State how many lines of the entries hold the string "stroke". Reply with the number alone.

■ Recorded data
□ □ □

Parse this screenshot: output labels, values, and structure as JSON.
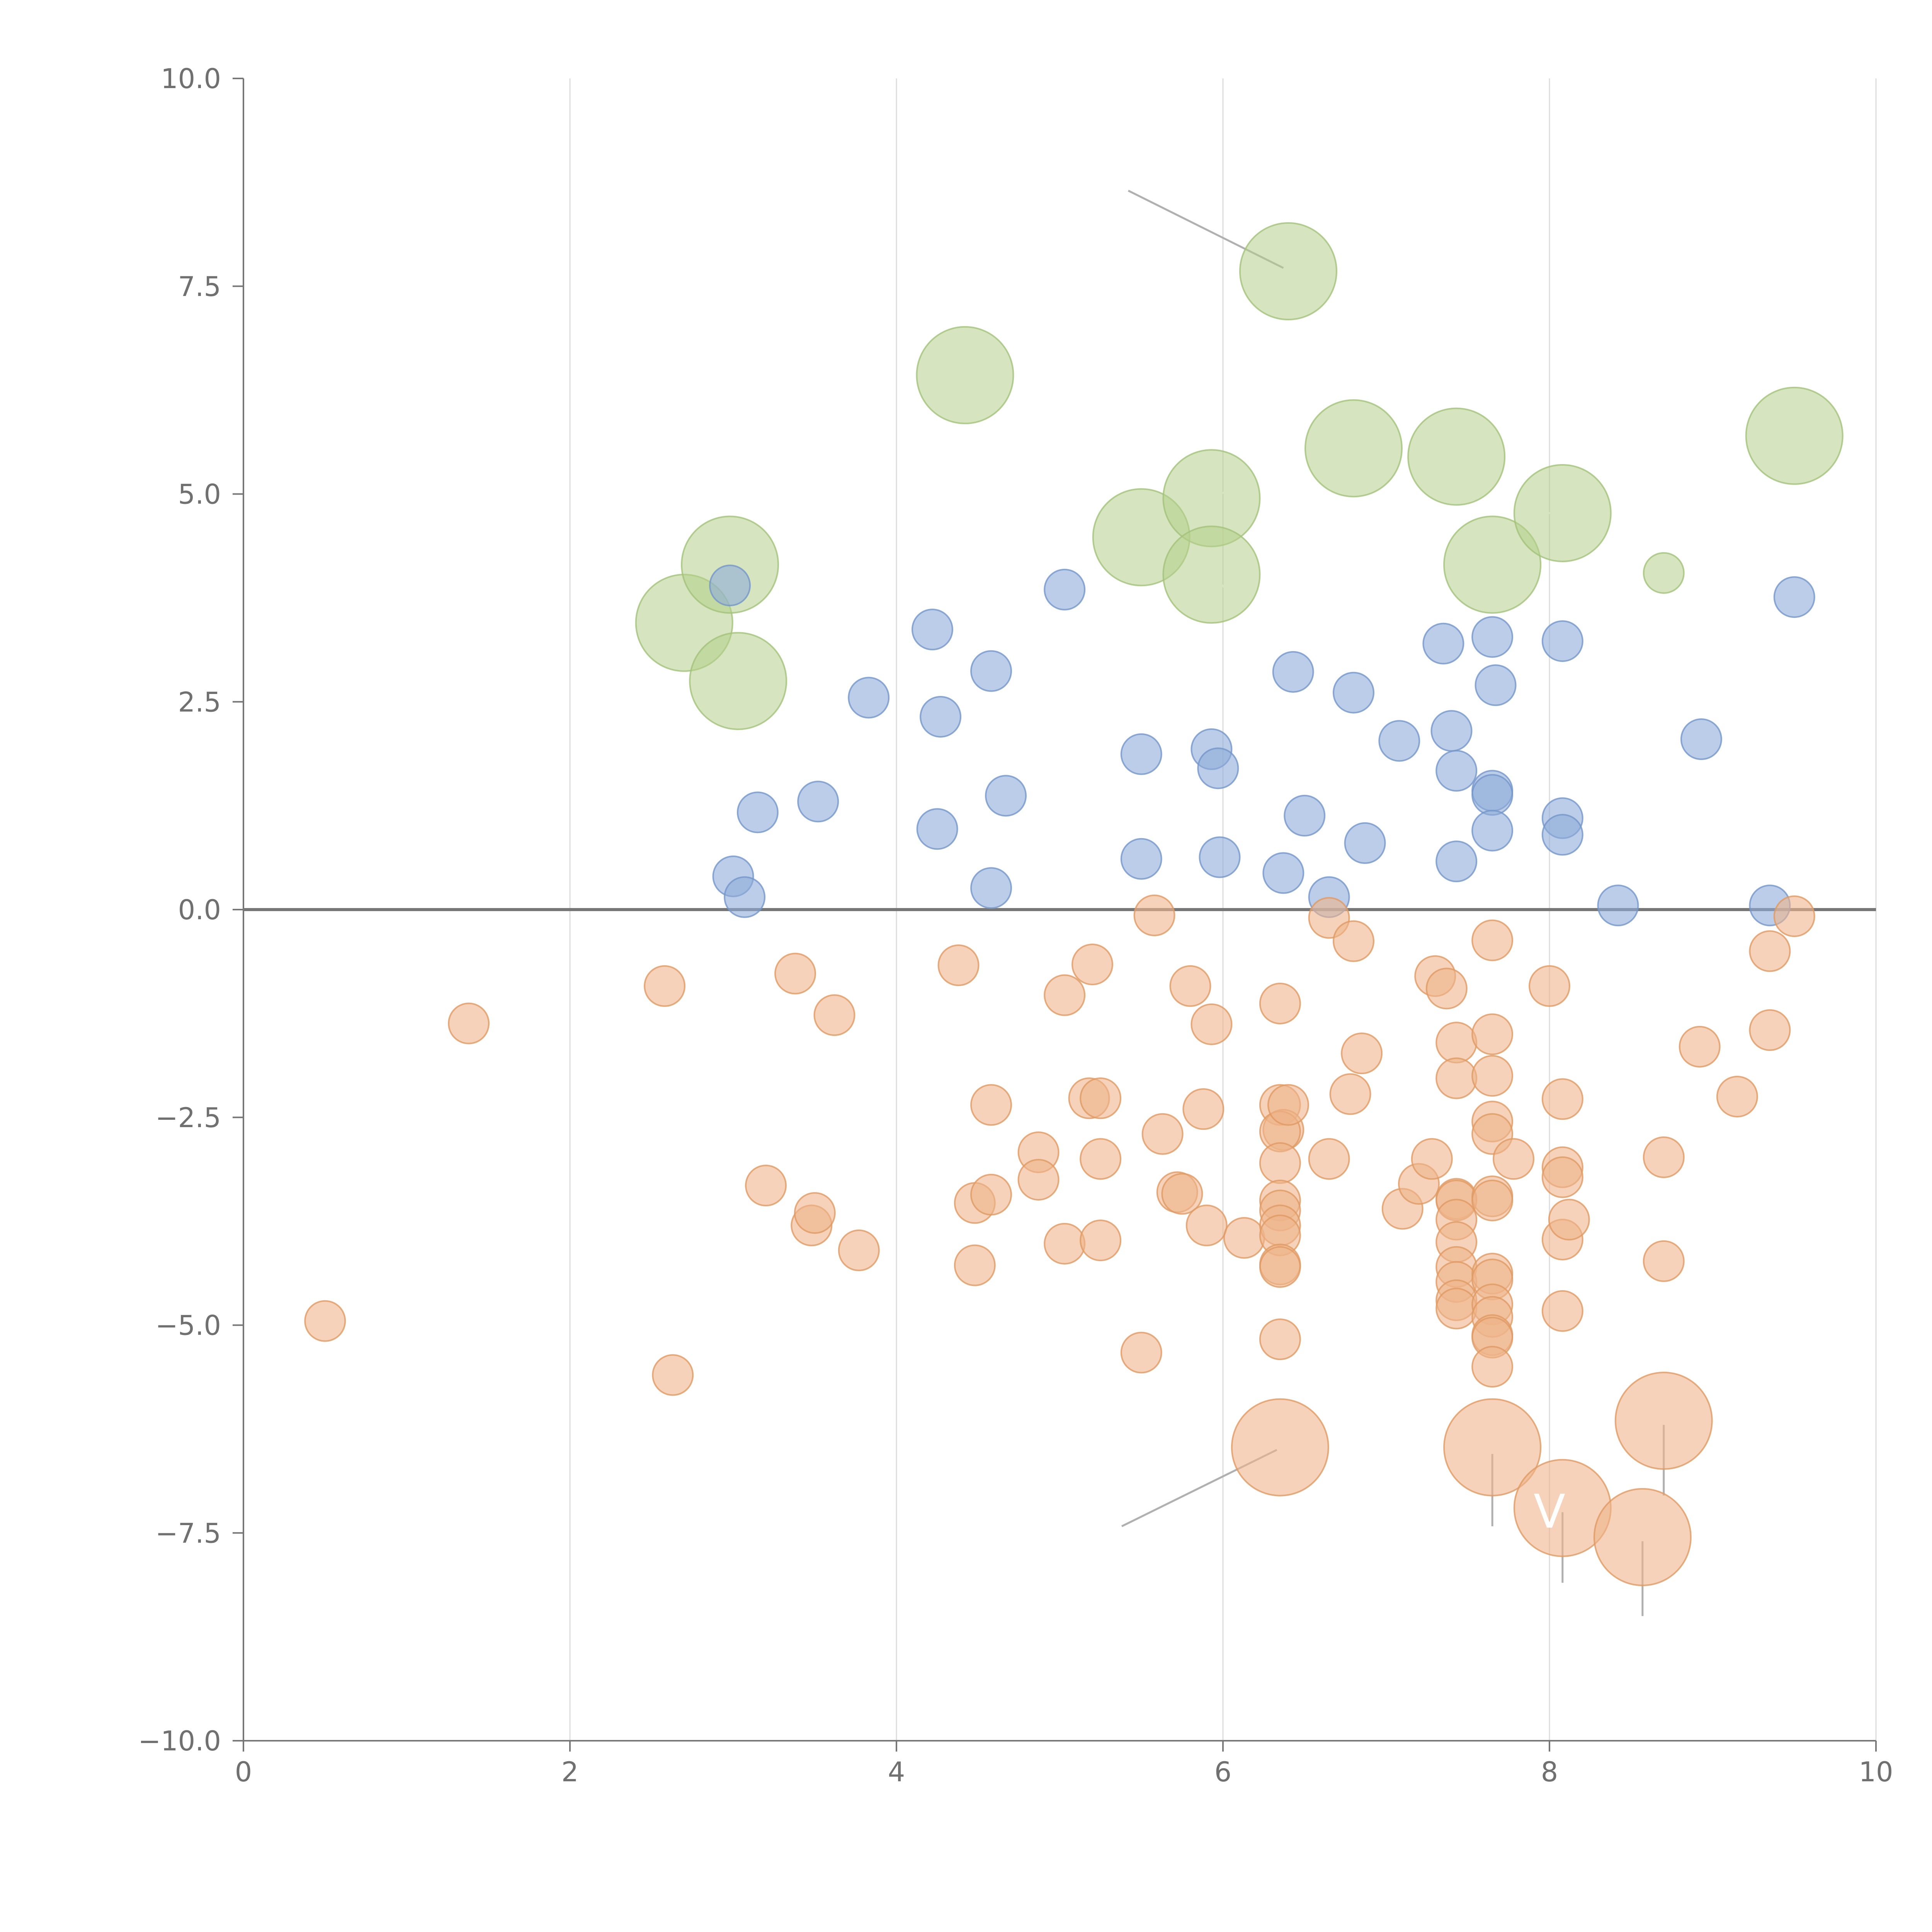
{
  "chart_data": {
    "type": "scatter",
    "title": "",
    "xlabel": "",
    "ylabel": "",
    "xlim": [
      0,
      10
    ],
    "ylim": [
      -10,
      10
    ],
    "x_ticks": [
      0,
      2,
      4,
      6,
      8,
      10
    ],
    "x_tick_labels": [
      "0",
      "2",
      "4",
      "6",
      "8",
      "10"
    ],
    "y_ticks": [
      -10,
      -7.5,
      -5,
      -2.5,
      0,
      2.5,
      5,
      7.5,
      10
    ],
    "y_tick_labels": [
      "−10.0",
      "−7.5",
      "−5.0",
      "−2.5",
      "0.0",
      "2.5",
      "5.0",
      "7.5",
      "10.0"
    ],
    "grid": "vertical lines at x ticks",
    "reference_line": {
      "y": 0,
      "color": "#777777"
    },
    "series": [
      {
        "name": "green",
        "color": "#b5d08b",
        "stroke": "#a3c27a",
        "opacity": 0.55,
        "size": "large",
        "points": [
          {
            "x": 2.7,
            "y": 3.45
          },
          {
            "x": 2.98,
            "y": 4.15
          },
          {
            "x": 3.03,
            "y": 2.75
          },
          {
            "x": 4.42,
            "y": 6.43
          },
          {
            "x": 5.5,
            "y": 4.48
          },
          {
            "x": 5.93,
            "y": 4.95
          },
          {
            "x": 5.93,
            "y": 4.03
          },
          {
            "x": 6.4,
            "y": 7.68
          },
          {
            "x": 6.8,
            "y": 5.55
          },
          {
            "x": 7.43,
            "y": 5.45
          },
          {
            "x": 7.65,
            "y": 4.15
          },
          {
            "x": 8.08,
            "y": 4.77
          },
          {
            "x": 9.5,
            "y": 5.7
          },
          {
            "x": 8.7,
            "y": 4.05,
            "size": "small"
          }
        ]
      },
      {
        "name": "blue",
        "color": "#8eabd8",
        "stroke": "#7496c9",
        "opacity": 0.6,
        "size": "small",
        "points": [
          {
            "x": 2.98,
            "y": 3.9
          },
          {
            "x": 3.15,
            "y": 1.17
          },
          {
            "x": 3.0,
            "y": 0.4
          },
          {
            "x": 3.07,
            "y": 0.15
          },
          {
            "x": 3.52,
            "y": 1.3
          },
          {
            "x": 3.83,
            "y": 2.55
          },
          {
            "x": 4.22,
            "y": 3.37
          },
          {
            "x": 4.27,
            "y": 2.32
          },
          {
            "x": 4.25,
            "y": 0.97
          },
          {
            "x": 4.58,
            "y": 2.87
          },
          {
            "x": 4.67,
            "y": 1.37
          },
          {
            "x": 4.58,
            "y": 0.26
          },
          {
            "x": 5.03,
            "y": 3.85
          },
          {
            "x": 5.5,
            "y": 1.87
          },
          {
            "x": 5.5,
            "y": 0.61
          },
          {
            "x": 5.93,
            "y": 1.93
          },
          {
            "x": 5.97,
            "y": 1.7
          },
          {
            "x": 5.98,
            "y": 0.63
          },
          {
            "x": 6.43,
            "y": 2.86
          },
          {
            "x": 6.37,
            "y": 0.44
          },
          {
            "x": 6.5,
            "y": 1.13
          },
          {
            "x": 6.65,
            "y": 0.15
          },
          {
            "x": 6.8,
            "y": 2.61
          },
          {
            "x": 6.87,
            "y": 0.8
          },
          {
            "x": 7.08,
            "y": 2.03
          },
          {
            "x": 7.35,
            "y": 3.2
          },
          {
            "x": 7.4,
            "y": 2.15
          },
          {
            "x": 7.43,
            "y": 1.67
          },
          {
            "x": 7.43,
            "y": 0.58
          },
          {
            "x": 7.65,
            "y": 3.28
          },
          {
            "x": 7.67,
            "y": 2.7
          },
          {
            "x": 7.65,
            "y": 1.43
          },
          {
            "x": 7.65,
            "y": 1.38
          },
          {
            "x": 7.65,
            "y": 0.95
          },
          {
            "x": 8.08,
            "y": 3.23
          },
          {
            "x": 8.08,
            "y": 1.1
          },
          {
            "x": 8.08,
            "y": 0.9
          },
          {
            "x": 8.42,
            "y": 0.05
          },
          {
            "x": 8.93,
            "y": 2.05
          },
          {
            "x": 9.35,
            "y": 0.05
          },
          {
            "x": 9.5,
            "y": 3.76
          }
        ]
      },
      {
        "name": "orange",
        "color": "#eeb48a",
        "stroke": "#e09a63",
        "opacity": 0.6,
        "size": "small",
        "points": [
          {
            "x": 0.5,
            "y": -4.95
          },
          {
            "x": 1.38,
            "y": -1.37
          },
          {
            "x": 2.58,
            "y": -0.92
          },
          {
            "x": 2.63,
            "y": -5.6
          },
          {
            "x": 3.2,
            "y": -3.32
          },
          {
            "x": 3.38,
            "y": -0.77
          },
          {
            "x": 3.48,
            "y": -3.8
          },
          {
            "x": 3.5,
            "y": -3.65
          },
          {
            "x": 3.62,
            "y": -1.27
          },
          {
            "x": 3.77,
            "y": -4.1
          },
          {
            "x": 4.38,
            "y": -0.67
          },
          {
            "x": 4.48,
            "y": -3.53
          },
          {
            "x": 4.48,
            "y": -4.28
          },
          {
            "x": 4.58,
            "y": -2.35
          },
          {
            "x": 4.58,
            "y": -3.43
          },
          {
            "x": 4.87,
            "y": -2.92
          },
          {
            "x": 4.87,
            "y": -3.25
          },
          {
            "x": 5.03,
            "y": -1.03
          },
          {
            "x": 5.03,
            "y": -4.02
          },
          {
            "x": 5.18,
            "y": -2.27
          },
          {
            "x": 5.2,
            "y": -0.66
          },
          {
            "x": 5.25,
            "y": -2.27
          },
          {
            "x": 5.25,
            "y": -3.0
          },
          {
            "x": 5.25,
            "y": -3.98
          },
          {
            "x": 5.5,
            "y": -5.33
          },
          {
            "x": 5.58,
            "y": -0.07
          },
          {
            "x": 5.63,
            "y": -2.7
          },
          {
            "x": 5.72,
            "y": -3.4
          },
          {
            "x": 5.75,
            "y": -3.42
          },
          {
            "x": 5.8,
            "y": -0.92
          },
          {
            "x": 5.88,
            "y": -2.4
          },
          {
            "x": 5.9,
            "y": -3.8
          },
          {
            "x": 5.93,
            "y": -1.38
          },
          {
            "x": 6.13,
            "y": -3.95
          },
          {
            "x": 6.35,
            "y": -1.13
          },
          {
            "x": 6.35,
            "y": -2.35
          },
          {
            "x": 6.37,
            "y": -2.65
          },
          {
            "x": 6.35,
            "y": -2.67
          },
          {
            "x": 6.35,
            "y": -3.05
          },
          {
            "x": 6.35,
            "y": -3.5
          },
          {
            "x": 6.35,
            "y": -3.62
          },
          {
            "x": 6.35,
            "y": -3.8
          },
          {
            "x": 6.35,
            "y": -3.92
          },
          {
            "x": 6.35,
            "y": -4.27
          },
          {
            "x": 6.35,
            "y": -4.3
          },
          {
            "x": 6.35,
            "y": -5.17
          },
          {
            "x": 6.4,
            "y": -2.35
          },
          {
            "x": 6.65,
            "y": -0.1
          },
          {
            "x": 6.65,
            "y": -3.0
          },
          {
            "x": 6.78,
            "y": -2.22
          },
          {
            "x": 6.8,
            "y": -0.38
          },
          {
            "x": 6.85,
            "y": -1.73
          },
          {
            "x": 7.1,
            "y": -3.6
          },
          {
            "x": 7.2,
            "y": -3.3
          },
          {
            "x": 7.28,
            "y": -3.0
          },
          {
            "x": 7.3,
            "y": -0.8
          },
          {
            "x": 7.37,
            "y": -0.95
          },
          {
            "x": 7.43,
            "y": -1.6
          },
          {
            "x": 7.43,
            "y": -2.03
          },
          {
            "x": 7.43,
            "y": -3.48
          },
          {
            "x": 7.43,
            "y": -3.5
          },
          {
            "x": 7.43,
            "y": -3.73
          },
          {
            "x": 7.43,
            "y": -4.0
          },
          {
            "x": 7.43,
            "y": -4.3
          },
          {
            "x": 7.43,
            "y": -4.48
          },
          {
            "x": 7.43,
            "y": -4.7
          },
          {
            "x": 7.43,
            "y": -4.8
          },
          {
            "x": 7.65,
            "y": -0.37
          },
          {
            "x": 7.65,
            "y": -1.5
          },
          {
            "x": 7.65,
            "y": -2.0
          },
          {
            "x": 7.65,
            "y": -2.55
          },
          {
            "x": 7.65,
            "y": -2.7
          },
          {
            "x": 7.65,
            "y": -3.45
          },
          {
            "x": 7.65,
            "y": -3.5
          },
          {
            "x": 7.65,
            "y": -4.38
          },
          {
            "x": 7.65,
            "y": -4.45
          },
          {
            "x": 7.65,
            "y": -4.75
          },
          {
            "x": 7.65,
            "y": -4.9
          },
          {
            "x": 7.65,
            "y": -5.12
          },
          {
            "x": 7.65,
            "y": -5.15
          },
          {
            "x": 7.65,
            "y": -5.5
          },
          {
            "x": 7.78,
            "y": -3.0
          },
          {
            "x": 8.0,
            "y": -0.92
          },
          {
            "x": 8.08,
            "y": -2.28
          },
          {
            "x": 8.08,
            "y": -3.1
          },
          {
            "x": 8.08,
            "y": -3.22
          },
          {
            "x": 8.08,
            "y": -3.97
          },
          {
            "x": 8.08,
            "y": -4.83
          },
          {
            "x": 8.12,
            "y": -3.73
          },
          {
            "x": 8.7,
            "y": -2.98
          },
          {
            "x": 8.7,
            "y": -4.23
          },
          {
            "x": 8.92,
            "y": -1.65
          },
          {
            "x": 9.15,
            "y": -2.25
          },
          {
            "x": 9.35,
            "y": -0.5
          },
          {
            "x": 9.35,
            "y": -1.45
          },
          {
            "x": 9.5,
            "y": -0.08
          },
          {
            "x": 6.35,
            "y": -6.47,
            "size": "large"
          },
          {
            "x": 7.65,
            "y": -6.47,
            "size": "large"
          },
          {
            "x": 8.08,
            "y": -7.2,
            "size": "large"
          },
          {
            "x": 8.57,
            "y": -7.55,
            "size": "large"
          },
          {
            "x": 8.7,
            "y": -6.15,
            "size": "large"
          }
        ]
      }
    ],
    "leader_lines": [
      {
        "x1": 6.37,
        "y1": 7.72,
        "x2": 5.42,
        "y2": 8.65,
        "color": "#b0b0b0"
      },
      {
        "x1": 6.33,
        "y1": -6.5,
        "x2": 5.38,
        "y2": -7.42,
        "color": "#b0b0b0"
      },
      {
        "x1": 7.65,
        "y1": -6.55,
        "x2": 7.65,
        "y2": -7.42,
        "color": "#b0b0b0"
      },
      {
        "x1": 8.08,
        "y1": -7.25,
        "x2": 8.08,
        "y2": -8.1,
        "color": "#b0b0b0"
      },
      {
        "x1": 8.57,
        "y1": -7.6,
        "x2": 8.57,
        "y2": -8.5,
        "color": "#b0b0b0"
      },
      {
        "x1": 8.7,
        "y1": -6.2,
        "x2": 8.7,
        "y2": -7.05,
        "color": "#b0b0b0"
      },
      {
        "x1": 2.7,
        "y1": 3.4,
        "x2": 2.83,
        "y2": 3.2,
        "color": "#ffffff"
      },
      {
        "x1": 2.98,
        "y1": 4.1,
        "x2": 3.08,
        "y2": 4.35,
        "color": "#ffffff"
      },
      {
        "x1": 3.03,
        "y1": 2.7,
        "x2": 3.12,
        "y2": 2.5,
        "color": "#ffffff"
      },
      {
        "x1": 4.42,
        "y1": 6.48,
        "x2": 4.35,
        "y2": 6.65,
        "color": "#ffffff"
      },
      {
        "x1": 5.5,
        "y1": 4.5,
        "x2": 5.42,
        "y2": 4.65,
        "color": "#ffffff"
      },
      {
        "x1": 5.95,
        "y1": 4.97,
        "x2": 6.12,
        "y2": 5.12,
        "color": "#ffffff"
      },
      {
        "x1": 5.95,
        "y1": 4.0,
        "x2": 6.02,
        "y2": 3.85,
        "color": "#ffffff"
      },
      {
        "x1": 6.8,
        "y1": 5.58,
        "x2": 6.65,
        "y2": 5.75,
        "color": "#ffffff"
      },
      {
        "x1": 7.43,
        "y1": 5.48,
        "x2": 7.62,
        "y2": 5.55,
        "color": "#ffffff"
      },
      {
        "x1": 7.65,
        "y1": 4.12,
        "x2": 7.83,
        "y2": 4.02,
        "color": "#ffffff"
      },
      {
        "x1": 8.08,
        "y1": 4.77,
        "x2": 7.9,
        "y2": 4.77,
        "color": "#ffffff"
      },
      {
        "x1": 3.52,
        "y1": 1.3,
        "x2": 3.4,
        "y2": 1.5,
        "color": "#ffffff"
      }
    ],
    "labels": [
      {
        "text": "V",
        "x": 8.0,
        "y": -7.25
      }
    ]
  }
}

□ □ □

■ Written answer
3